• WHAT THE TASK REQUIRES
The answer must consist of each line below that contains the word "Colour", copied in full.

• SOURCE INFORMATION

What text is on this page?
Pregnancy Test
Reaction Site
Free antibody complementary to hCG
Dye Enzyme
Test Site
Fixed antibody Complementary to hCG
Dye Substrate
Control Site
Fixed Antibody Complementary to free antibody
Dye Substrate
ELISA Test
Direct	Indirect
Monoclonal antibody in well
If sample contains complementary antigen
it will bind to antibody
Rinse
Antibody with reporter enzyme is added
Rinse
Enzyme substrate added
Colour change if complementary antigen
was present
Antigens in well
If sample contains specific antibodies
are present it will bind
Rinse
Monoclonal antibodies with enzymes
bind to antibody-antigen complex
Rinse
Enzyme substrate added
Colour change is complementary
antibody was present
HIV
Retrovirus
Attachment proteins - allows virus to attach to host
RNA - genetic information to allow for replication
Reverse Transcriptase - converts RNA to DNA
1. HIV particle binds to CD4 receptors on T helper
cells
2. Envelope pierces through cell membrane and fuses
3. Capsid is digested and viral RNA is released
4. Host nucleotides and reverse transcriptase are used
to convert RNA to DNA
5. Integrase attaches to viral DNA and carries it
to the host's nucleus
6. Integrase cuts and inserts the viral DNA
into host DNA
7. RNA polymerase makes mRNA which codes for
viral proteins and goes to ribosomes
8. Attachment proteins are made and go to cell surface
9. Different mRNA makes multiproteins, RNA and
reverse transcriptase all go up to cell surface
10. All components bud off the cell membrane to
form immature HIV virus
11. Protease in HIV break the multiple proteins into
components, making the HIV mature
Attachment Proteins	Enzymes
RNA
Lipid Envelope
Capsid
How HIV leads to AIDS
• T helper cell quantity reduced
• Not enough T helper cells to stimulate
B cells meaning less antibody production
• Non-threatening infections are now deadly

• ANSWER SECTION
Colour change if complementary antigen
Colour change is complementary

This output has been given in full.